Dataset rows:
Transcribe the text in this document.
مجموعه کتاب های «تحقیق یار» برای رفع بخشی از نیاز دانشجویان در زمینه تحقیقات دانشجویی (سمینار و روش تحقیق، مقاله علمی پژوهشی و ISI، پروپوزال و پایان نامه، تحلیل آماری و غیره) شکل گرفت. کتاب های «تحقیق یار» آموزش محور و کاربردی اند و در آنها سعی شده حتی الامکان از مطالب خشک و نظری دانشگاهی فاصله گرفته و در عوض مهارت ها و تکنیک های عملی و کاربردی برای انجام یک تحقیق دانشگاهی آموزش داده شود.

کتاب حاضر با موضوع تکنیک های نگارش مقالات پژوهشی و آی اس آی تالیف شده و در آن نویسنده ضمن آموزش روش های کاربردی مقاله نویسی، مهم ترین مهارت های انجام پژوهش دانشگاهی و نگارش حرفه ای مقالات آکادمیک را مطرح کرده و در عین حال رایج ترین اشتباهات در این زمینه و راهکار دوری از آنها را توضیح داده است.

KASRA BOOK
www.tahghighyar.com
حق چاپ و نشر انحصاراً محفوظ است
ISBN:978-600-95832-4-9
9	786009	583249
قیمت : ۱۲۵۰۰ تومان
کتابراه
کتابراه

* * *

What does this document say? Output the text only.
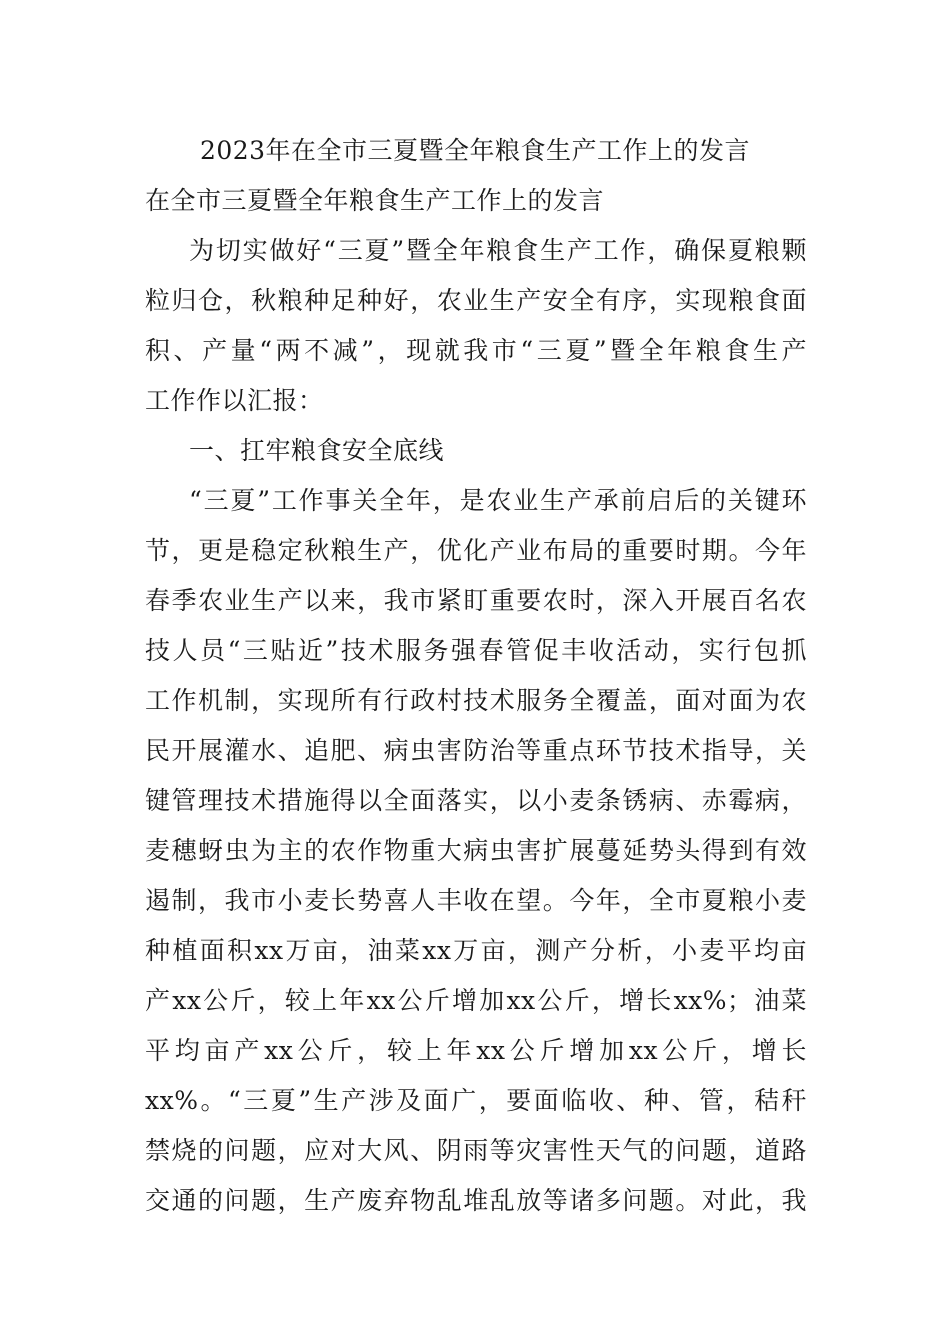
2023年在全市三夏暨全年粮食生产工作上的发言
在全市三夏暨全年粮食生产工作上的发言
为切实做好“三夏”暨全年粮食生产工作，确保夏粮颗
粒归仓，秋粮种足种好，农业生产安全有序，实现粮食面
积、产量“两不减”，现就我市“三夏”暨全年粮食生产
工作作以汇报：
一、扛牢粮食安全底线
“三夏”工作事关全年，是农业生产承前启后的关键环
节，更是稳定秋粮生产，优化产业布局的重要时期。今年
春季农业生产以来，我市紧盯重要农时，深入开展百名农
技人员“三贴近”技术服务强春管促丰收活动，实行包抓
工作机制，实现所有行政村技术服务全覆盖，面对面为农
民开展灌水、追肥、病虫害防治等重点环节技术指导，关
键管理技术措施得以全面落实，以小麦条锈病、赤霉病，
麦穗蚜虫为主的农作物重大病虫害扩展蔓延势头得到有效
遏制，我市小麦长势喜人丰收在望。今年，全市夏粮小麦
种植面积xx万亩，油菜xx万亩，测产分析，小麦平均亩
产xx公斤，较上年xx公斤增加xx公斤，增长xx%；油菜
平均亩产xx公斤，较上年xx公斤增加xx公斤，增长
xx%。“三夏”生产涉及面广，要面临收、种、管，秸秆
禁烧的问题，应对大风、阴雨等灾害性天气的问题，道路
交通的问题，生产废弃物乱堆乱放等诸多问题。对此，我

--

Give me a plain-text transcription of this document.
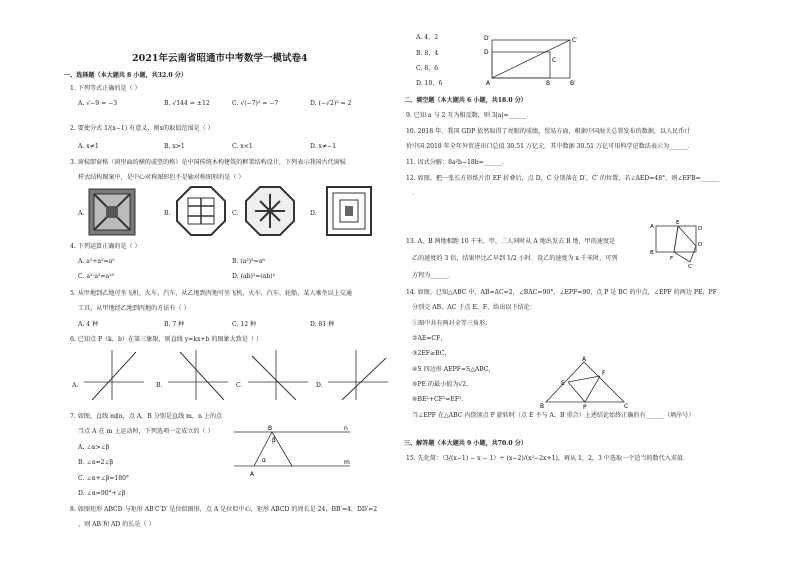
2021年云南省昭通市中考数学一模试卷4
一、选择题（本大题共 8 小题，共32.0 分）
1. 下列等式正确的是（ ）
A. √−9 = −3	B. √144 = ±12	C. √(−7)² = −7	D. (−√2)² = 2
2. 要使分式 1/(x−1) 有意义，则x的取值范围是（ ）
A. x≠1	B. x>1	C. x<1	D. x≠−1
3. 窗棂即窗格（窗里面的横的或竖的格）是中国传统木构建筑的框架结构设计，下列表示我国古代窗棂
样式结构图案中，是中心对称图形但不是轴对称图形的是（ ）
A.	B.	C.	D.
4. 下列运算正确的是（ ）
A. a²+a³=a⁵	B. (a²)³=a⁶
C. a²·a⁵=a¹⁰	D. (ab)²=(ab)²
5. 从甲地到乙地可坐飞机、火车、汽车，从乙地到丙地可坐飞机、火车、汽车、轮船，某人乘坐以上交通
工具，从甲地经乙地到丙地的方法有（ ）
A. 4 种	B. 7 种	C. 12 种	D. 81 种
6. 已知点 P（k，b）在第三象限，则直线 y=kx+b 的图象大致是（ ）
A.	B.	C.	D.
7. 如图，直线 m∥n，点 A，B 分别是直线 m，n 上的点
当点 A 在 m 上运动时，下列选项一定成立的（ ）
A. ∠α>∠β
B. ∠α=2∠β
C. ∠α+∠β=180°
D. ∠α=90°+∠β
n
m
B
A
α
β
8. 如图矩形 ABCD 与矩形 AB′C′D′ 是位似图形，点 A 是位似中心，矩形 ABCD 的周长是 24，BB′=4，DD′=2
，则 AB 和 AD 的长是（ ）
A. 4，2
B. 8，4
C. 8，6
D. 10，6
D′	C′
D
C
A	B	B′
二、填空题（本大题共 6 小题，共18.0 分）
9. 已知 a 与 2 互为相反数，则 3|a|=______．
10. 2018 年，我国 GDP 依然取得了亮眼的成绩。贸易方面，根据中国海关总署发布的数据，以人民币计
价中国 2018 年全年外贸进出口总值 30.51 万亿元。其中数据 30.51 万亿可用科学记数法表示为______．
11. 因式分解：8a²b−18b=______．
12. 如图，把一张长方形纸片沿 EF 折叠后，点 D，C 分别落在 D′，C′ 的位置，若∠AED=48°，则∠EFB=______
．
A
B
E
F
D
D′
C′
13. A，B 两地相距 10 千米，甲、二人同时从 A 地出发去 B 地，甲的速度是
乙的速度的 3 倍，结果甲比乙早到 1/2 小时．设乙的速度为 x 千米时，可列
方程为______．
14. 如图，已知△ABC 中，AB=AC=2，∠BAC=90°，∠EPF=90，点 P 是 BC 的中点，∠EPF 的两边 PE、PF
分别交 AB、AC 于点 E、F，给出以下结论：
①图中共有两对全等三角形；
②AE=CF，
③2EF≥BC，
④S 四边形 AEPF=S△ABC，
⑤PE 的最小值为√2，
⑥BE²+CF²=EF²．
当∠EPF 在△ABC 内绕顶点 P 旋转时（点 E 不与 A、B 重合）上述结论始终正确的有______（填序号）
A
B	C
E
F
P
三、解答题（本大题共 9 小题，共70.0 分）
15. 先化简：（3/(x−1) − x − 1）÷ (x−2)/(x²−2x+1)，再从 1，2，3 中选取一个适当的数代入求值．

REQUIRED TASK:
Of the lines above, how many hold the string "document"? Answer with only the number.

RESULT OF THE TASK:
3